### Dataset excerpts

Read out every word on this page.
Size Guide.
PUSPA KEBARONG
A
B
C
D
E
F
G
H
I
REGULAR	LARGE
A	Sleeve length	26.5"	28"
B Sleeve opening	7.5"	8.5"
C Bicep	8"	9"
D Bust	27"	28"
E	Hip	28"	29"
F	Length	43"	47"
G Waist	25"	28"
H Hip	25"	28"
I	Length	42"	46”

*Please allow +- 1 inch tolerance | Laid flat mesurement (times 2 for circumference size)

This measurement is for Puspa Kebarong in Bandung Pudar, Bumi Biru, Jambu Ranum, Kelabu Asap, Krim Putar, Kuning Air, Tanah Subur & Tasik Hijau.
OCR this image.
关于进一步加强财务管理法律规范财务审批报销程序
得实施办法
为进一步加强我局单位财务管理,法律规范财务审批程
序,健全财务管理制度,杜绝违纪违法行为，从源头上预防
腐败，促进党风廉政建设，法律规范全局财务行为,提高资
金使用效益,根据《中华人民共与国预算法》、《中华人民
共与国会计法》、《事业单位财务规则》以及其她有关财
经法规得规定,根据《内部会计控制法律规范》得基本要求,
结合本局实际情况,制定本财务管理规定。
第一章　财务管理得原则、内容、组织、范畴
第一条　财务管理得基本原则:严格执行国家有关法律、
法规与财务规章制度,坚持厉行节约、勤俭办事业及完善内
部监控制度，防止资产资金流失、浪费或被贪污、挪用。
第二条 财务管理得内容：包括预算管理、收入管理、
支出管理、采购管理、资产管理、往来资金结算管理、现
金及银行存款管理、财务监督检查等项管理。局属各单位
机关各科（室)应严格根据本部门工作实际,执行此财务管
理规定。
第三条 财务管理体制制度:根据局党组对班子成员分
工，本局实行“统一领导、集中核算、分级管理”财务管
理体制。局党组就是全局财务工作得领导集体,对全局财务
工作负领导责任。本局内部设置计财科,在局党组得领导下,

### Problem
Write out every entry again, keeping each line exactly the same.

### Output of the exercise
Read out every word on this page.
Size Guide.
PUSPA KEBARONG
A
B
C
D
E
F
G
H
I
REGULAR	LARGE
A	Sleeve length	26.5"	28"
B Sleeve opening	7.5"	8.5"
C Bicep	8"	9"
D Bust	27"	28"
E	Hip	28"	29"
F	Length	43"	47"
G Waist	25"	28"
H Hip	25"	28"
I	Length	42"	46”

*Please allow +- 1 inch tolerance | Laid flat mesurement (times 2 for circumference size)

This measurement is for Puspa Kebarong in Bandung Pudar, Bumi Biru, Jambu Ranum, Kelabu Asap, Krim Putar, Kuning Air, Tanah Subur & Tasik Hijau.
OCR this image.
关于进一步加强财务管理法律规范财务审批报销程序
得实施办法
为进一步加强我局单位财务管理,法律规范财务审批程
序,健全财务管理制度,杜绝违纪违法行为，从源头上预防
腐败，促进党风廉政建设，法律规范全局财务行为,提高资
金使用效益,根据《中华人民共与国预算法》、《中华人民
共与国会计法》、《事业单位财务规则》以及其她有关财
经法规得规定,根据《内部会计控制法律规范》得基本要求,
结合本局实际情况,制定本财务管理规定。
第一章　财务管理得原则、内容、组织、范畴
第一条　财务管理得基本原则:严格执行国家有关法律、
法规与财务规章制度,坚持厉行节约、勤俭办事业及完善内
部监控制度，防止资产资金流失、浪费或被贪污、挪用。
第二条 财务管理得内容：包括预算管理、收入管理、
支出管理、采购管理、资产管理、往来资金结算管理、现
金及银行存款管理、财务监督检查等项管理。局属各单位
机关各科（室)应严格根据本部门工作实际,执行此财务管
理规定。
第三条 财务管理体制制度:根据局党组对班子成员分
工，本局实行“统一领导、集中核算、分级管理”财务管
理体制。局党组就是全局财务工作得领导集体,对全局财务
工作负领导责任。本局内部设置计财科,在局党组得领导下,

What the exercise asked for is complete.